--- WRITTEN REQUEST ---
Repeat all the records exactly, omitting pictures.
* * *
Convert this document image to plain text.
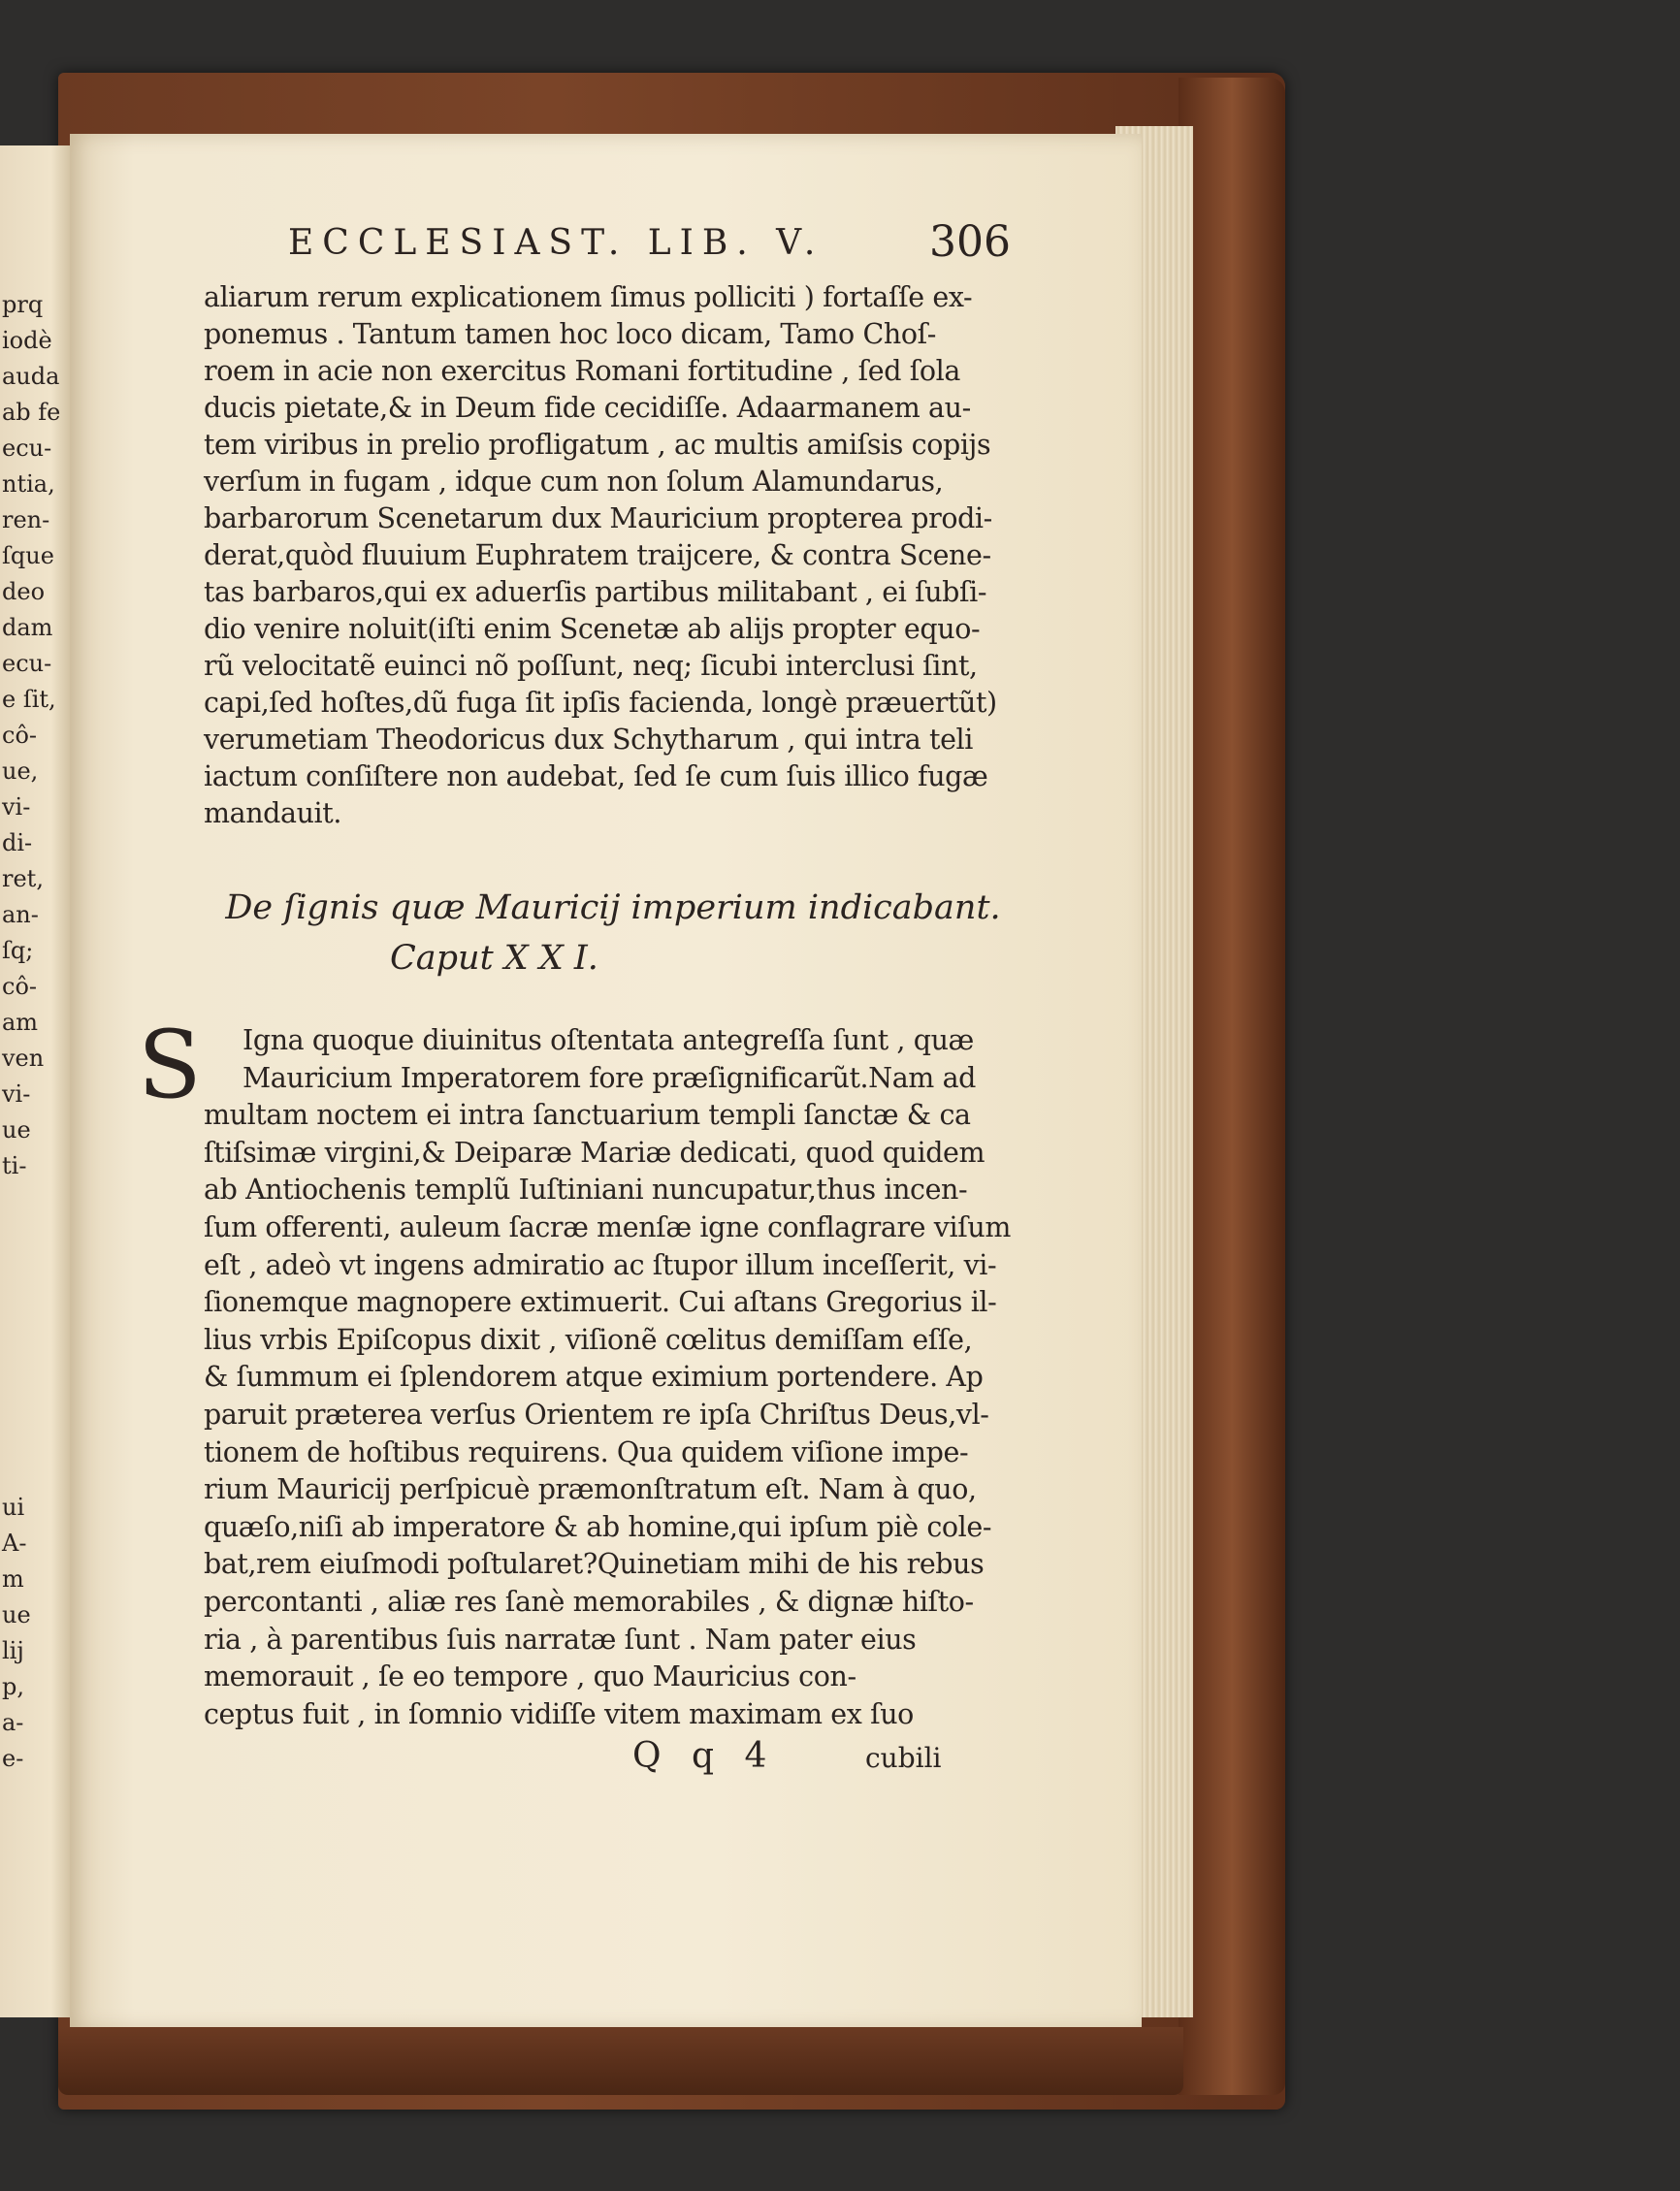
prq
iodè
auda
ab fe
ecu-
ntia,
ren-
ſque
deo
dam
ecu-
e ſit,
cô-
ue,
vi-
di-
ret,
an-
ſq;
cô-
am
ven
vi-
ue
ti-
ui
A-
m
ue
lij
p,
a-
e-
ECCLESIAST. LIB. V. 306
aliarum rerum explicationem ſimus polliciti ) fortaſſe ex-
ponemus . Tantum tamen hoc loco dicam, Tamo Choſ-
roem in acie non exercitus Romani fortitudine , ſed ſola
ducis pietate,& in Deum fide cecidiſſe. Adaarmanem au-
tem viribus in prelio profligatum , ac multis amiſsis copijs
verſum in fugam , idque cum non ſolum Alamundarus,
barbarorum Scenetarum dux Mauricium propterea prodi-
derat,quòd fluuium Euphratem traijcere, & contra Scene-
tas barbaros,qui ex aduerſis partibus militabant , ei ſubſi-
dio venire noluit(iſti enim Scenetæ ab alijs propter equo-
rũ velocitatẽ euinci nõ poſſunt, neq; ſicubi interclusi ſint,
capi,ſed hoſtes,dũ fuga ſit ipſis facienda, longè præuertũt)
verumetiam Theodoricus dux Schytharum , qui intra teli
iactum conſiſtere non audebat, ſed ſe cum ſuis illico fugæ
mandauit.
De ſignis quæ Mauricij imperium indicabant.
Caput X X I.
S Igna quoque diuinitus oſtentata antegreſſa ſunt , quæ
Mauricium Imperatorem fore præſignificarũt.Nam ad
multam noctem ei intra ſanctuarium templi ſanctæ & ca
ſtiſsimæ virgini,& Deiparæ Mariæ dedicati, quod quidem
ab Antiochenis templũ Iuſtiniani nuncupatur,thus incen-
ſum offerenti, auleum ſacræ menſæ igne conflagrare viſum
eſt , adeò vt ingens admiratio ac ſtupor illum inceſſerit, vi-
ſionemque magnopere extimuerit. Cui aſtans Gregorius il-
lius vrbis Epiſcopus dixit , viſionẽ cœlitus demiſſam eſſe,
& ſummum ei ſplendorem atque eximium portendere. Ap
paruit præterea verſus Orientem re ipſa Chriſtus Deus,vl-
tionem de hoſtibus requirens. Qua quidem viſione impe-
rium Mauricij perſpicuè præmonſtratum eſt. Nam à quo,
quæſo,niſi ab imperatore & ab homine,qui ipſum piè cole-
bat,rem eiuſmodi poſtularet?Quinetiam mihi de his rebus
percontanti , aliæ res ſanè memorabiles , & dignæ hiſto-
ria , à parentibus ſuis narratæ ſunt . Nam pater eius
memorauit , ſe eo tempore , quo Mauricius con-
ceptus fuit , in ſomnio vidiſſe vitem maximam ex ſuo
Q q 4	cubili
* * *
--- THE RESPONSE ---
Convert this document image to plain text.
prq
iodè
auda
ab fe
ecu-
ntia,
ren-
ſque
deo
dam
ecu-
e ſit,
cô-
ue,
vi-
di-
ret,
an-
ſq;
cô-
am
ven
vi-
ue
ti-
ui
A-
m
ue
lij
p,
a-
e-
ECCLESIAST. LIB. V. 306
aliarum rerum explicationem ſimus polliciti ) fortaſſe ex-
ponemus . Tantum tamen hoc loco dicam, Tamo Choſ-
roem in acie non exercitus Romani fortitudine , ſed ſola
ducis pietate,& in Deum fide cecidiſſe. Adaarmanem au-
tem viribus in prelio profligatum , ac multis amiſsis copijs
verſum in fugam , idque cum non ſolum Alamundarus,
barbarorum Scenetarum dux Mauricium propterea prodi-
derat,quòd fluuium Euphratem traijcere, & contra Scene-
tas barbaros,qui ex aduerſis partibus militabant , ei ſubſi-
dio venire noluit(iſti enim Scenetæ ab alijs propter equo-
rũ velocitatẽ euinci nõ poſſunt, neq; ſicubi interclusi ſint,
capi,ſed hoſtes,dũ fuga ſit ipſis facienda, longè præuertũt)
verumetiam Theodoricus dux Schytharum , qui intra teli
iactum conſiſtere non audebat, ſed ſe cum ſuis illico fugæ
mandauit.
De ſignis quæ Mauricij imperium indicabant.
Caput X X I.
S Igna quoque diuinitus oſtentata antegreſſa ſunt , quæ
Mauricium Imperatorem fore præſignificarũt.Nam ad
multam noctem ei intra ſanctuarium templi ſanctæ & ca
ſtiſsimæ virgini,& Deiparæ Mariæ dedicati, quod quidem
ab Antiochenis templũ Iuſtiniani nuncupatur,thus incen-
ſum offerenti, auleum ſacræ menſæ igne conflagrare viſum
eſt , adeò vt ingens admiratio ac ſtupor illum inceſſerit, vi-
ſionemque magnopere extimuerit. Cui aſtans Gregorius il-
lius vrbis Epiſcopus dixit , viſionẽ cœlitus demiſſam eſſe,
& ſummum ei ſplendorem atque eximium portendere. Ap
paruit præterea verſus Orientem re ipſa Chriſtus Deus,vl-
tionem de hoſtibus requirens. Qua quidem viſione impe-
rium Mauricij perſpicuè præmonſtratum eſt. Nam à quo,
quæſo,niſi ab imperatore & ab homine,qui ipſum piè cole-
bat,rem eiuſmodi poſtularet?Quinetiam mihi de his rebus
percontanti , aliæ res ſanè memorabiles , & dignæ hiſto-
ria , à parentibus ſuis narratæ ſunt . Nam pater eius
memorauit , ſe eo tempore , quo Mauricius con-
ceptus fuit , in ſomnio vidiſſe vitem maximam ex ſuo
Q q 4	cubili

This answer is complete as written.